> [Problem requirements]: Every line of the listing must be reproduced as it stands. Leave the images behind.

> [The data]:
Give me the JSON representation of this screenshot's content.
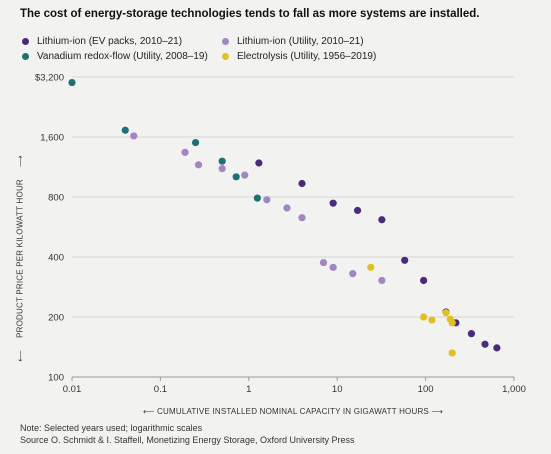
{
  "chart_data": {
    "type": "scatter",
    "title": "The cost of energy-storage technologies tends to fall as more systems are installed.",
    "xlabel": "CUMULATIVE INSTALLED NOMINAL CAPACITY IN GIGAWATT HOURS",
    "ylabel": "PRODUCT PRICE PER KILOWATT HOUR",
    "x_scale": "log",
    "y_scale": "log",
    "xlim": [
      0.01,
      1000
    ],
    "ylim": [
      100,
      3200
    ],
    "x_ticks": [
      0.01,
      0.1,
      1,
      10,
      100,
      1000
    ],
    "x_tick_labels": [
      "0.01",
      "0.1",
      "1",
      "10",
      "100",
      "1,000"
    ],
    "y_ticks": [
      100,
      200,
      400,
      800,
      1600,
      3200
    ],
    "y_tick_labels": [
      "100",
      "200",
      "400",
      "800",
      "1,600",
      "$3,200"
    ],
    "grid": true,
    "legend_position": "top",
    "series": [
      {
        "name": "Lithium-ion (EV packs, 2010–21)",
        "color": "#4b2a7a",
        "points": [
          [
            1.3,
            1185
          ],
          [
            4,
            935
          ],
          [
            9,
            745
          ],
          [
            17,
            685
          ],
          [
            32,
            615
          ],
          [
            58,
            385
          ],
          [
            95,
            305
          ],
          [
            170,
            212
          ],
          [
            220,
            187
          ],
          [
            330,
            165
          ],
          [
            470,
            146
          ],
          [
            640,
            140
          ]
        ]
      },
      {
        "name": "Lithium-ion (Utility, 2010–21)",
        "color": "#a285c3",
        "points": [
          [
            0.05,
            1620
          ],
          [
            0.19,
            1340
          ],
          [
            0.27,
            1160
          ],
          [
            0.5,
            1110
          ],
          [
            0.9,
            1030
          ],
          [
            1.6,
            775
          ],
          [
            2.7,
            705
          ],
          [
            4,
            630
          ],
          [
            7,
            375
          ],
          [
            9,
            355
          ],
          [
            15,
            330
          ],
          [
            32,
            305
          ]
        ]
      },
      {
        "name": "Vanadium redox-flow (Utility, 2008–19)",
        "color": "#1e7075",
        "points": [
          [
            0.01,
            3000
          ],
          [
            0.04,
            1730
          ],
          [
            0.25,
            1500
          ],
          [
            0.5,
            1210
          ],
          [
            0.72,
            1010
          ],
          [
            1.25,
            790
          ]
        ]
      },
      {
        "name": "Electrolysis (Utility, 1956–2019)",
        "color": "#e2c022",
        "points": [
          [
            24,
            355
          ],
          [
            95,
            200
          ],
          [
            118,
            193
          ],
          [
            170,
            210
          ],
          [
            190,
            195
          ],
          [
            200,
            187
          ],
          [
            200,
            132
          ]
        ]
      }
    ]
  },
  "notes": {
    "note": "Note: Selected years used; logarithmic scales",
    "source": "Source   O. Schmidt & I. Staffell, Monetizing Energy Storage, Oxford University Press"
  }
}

> [Task result]:
Give me the JSON representation of this screenshot's content.
{
  "chart_data": {
    "type": "scatter",
    "title": "The cost of energy-storage technologies tends to fall as more systems are installed.",
    "xlabel": "CUMULATIVE INSTALLED NOMINAL CAPACITY IN GIGAWATT HOURS",
    "ylabel": "PRODUCT PRICE PER KILOWATT HOUR",
    "x_scale": "log",
    "y_scale": "log",
    "xlim": [
      0.01,
      1000
    ],
    "ylim": [
      100,
      3200
    ],
    "x_ticks": [
      0.01,
      0.1,
      1,
      10,
      100,
      1000
    ],
    "x_tick_labels": [
      "0.01",
      "0.1",
      "1",
      "10",
      "100",
      "1,000"
    ],
    "y_ticks": [
      100,
      200,
      400,
      800,
      1600,
      3200
    ],
    "y_tick_labels": [
      "100",
      "200",
      "400",
      "800",
      "1,600",
      "$3,200"
    ],
    "grid": true,
    "legend_position": "top",
    "series": [
      {
        "name": "Lithium-ion (EV packs, 2010–21)",
        "color": "#4b2a7a",
        "points": [
          [
            1.3,
            1185
          ],
          [
            4,
            935
          ],
          [
            9,
            745
          ],
          [
            17,
            685
          ],
          [
            32,
            615
          ],
          [
            58,
            385
          ],
          [
            95,
            305
          ],
          [
            170,
            212
          ],
          [
            220,
            187
          ],
          [
            330,
            165
          ],
          [
            470,
            146
          ],
          [
            640,
            140
          ]
        ]
      },
      {
        "name": "Lithium-ion (Utility, 2010–21)",
        "color": "#a285c3",
        "points": [
          [
            0.05,
            1620
          ],
          [
            0.19,
            1340
          ],
          [
            0.27,
            1160
          ],
          [
            0.5,
            1110
          ],
          [
            0.9,
            1030
          ],
          [
            1.6,
            775
          ],
          [
            2.7,
            705
          ],
          [
            4,
            630
          ],
          [
            7,
            375
          ],
          [
            9,
            355
          ],
          [
            15,
            330
          ],
          [
            32,
            305
          ]
        ]
      },
      {
        "name": "Vanadium redox-flow (Utility, 2008–19)",
        "color": "#1e7075",
        "points": [
          [
            0.01,
            3000
          ],
          [
            0.04,
            1730
          ],
          [
            0.25,
            1500
          ],
          [
            0.5,
            1210
          ],
          [
            0.72,
            1010
          ],
          [
            1.25,
            790
          ]
        ]
      },
      {
        "name": "Electrolysis (Utility, 1956–2019)",
        "color": "#e2c022",
        "points": [
          [
            24,
            355
          ],
          [
            95,
            200
          ],
          [
            118,
            193
          ],
          [
            170,
            210
          ],
          [
            190,
            195
          ],
          [
            200,
            187
          ],
          [
            200,
            132
          ]
        ]
      }
    ]
  },
  "notes": {
    "note": "Note: Selected years used; logarithmic scales",
    "source": "Source   O. Schmidt & I. Staffell, Monetizing Energy Storage, Oxford University Press"
  }
}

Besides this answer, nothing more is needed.